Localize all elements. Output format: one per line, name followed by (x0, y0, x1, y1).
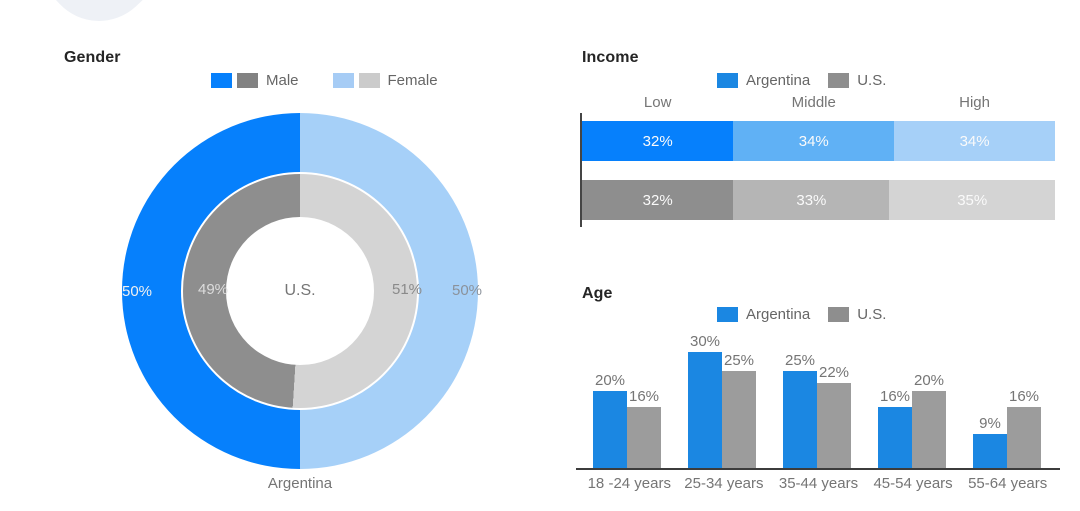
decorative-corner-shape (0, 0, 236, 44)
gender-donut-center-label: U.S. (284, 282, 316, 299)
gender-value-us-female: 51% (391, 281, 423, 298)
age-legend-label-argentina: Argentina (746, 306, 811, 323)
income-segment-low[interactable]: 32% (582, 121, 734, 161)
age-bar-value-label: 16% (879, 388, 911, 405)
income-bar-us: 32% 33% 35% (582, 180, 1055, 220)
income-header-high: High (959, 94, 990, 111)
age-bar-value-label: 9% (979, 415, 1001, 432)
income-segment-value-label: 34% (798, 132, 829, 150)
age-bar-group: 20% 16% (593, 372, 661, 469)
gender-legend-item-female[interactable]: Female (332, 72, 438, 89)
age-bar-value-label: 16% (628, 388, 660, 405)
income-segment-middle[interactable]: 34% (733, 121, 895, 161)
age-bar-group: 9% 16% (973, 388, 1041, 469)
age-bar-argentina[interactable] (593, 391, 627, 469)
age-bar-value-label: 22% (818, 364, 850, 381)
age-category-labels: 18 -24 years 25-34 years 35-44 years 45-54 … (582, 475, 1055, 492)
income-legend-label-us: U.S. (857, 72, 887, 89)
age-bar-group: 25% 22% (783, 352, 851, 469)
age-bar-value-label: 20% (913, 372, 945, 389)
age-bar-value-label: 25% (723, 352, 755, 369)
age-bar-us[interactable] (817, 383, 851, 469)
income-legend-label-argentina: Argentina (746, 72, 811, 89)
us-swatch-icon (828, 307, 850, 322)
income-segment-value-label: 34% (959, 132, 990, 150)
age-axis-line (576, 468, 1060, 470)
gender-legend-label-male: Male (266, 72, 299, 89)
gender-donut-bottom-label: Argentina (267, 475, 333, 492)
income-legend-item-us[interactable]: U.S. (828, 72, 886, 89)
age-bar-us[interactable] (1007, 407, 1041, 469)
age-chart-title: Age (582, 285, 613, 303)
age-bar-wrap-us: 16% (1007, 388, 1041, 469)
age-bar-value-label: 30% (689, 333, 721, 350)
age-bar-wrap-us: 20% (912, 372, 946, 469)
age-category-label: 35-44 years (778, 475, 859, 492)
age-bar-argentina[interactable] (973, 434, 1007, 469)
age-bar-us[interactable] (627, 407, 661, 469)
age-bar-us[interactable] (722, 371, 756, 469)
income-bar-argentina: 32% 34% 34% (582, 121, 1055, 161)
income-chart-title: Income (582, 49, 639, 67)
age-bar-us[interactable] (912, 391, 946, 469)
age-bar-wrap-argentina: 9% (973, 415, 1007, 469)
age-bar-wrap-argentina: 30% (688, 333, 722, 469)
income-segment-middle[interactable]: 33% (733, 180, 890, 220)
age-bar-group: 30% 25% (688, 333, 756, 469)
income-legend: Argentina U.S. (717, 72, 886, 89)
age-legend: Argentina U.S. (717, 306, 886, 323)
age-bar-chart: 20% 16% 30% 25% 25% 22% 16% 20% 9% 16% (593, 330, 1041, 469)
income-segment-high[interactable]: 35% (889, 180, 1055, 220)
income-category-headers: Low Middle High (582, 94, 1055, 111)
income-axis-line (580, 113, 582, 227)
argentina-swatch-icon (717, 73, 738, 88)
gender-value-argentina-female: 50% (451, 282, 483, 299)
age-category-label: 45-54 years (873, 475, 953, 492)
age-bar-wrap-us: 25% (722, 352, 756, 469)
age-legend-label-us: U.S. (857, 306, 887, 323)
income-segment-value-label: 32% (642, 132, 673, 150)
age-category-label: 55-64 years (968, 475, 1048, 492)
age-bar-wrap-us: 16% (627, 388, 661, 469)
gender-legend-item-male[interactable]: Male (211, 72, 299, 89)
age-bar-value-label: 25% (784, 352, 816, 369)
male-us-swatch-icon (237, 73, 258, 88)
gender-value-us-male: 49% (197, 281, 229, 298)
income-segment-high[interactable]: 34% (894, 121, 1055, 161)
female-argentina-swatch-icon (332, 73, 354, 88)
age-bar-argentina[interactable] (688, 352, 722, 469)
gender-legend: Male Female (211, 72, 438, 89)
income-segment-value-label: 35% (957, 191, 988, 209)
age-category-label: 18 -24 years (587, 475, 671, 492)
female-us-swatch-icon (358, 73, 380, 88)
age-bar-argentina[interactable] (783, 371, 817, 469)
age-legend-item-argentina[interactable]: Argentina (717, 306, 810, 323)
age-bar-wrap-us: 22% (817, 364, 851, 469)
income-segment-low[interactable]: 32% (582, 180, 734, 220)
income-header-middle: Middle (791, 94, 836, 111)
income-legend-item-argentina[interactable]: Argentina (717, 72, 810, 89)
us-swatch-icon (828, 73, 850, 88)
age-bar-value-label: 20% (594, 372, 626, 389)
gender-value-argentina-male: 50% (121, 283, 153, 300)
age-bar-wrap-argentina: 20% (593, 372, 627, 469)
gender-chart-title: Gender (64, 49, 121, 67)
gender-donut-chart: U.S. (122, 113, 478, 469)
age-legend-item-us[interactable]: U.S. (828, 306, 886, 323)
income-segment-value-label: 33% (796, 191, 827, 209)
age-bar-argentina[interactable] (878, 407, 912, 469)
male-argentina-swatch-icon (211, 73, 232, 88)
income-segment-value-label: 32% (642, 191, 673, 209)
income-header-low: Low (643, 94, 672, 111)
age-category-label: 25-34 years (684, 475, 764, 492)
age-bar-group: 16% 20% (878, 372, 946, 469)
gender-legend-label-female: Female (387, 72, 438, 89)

================================

WHAT THE TASK REQUIRES: Rewrite all of the material above, replacing "U.S." with "United States" and changing nothing else. Leave the pictures out.

ANSWER:
Localize all elements. Output format: one per line, name followed by (x0, y0, x1, y1).
decorative-corner-shape (0, 0, 236, 44)
gender-donut-center-label: United States (284, 282, 316, 299)
gender-value-us-female: 51% (391, 281, 423, 298)
age-legend-label-argentina: Argentina (746, 306, 811, 323)
income-segment-low[interactable]: 32% (582, 121, 734, 161)
age-bar-value-label: 16% (879, 388, 911, 405)
income-bar-us: 32% 33% 35% (582, 180, 1055, 220)
income-header-high: High (959, 94, 990, 111)
age-bar-value-label: 9% (979, 415, 1001, 432)
income-segment-value-label: 34% (798, 132, 829, 150)
age-bar-group: 20% 16% (593, 372, 661, 469)
gender-legend-item-female[interactable]: Female (332, 72, 438, 89)
age-bar-value-label: 16% (628, 388, 660, 405)
income-segment-middle[interactable]: 34% (733, 121, 895, 161)
age-bar-group: 9% 16% (973, 388, 1041, 469)
age-bar-argentina[interactable] (593, 391, 627, 469)
age-bar-value-label: 22% (818, 364, 850, 381)
age-category-labels: 18 -24 years 25-34 years 35-44 years 45-54 … (582, 475, 1055, 492)
income-legend-label-us: United States (857, 72, 887, 89)
age-bar-group: 25% 22% (783, 352, 851, 469)
age-bar-value-label: 20% (913, 372, 945, 389)
age-bar-value-label: 25% (723, 352, 755, 369)
age-bar-us[interactable] (817, 383, 851, 469)
income-legend-label-argentina: Argentina (746, 72, 811, 89)
us-swatch-icon (828, 307, 850, 322)
income-segment-value-label: 34% (959, 132, 990, 150)
age-axis-line (576, 468, 1060, 470)
gender-legend-label-male: Male (266, 72, 299, 89)
gender-donut-bottom-label: Argentina (267, 475, 333, 492)
income-legend-item-us[interactable]: United States (828, 72, 886, 89)
age-bar-us[interactable] (1007, 407, 1041, 469)
age-chart-title: Age (582, 285, 613, 303)
age-bar-wrap-us: 16% (1007, 388, 1041, 469)
age-bar-value-label: 30% (689, 333, 721, 350)
age-bar-wrap-us: 20% (912, 372, 946, 469)
age-category-label: 35-44 years (778, 475, 859, 492)
age-bar-argentina[interactable] (973, 434, 1007, 469)
age-bar-us[interactable] (627, 407, 661, 469)
age-bar-us[interactable] (722, 371, 756, 469)
income-bar-argentina: 32% 34% 34% (582, 121, 1055, 161)
income-chart-title: Income (582, 49, 639, 67)
age-bar-us[interactable] (912, 391, 946, 469)
age-bar-wrap-argentina: 9% (973, 415, 1007, 469)
age-bar-wrap-argentina: 30% (688, 333, 722, 469)
income-segment-middle[interactable]: 33% (733, 180, 890, 220)
age-bar-group: 30% 25% (688, 333, 756, 469)
income-legend: Argentina United States (717, 72, 886, 89)
age-legend: Argentina United States (717, 306, 886, 323)
age-bar-chart: 20% 16% 30% 25% 25% 22% 16% 20% 9% 16% (593, 330, 1041, 469)
income-segment-high[interactable]: 35% (889, 180, 1055, 220)
income-category-headers: Low Middle High (582, 94, 1055, 111)
income-axis-line (580, 113, 582, 227)
argentina-swatch-icon (717, 73, 738, 88)
gender-value-argentina-female: 50% (451, 282, 483, 299)
age-category-label: 45-54 years (873, 475, 953, 492)
age-bar-wrap-us: 25% (722, 352, 756, 469)
age-legend-label-us: United States (857, 306, 887, 323)
income-segment-value-label: 32% (642, 132, 673, 150)
age-category-label: 55-64 years (968, 475, 1048, 492)
age-bar-wrap-us: 16% (627, 388, 661, 469)
gender-legend-item-male[interactable]: Male (211, 72, 299, 89)
age-bar-value-label: 25% (784, 352, 816, 369)
male-us-swatch-icon (237, 73, 258, 88)
gender-value-us-male: 49% (197, 281, 229, 298)
income-segment-high[interactable]: 34% (894, 121, 1055, 161)
female-argentina-swatch-icon (332, 73, 354, 88)
age-bar-argentina[interactable] (688, 352, 722, 469)
gender-legend: Male Female (211, 72, 438, 89)
income-segment-value-label: 35% (957, 191, 988, 209)
age-category-label: 18 -24 years (587, 475, 671, 492)
female-us-swatch-icon (358, 73, 380, 88)
age-bar-argentina[interactable] (783, 371, 817, 469)
age-legend-item-argentina[interactable]: Argentina (717, 306, 810, 323)
age-bar-wrap-us: 22% (817, 364, 851, 469)
income-segment-low[interactable]: 32% (582, 180, 734, 220)
income-header-middle: Middle (791, 94, 836, 111)
income-legend-item-argentina[interactable]: Argentina (717, 72, 810, 89)
us-swatch-icon (828, 73, 850, 88)
age-bar-value-label: 20% (594, 372, 626, 389)
gender-value-argentina-male: 50% (121, 283, 153, 300)
age-bar-wrap-argentina: 20% (593, 372, 627, 469)
gender-chart-title: Gender (64, 49, 121, 67)
gender-donut-chart: United States (122, 113, 478, 469)
age-legend-item-us[interactable]: United States (828, 306, 886, 323)
income-segment-value-label: 33% (796, 191, 827, 209)
age-bar-argentina[interactable] (878, 407, 912, 469)
male-argentina-swatch-icon (211, 73, 232, 88)
income-segment-value-label: 32% (642, 191, 673, 209)
income-header-low: Low (643, 94, 672, 111)
age-category-label: 25-34 years (684, 475, 764, 492)
age-bar-group: 16% 20% (878, 372, 946, 469)
gender-legend-label-female: Female (387, 72, 438, 89)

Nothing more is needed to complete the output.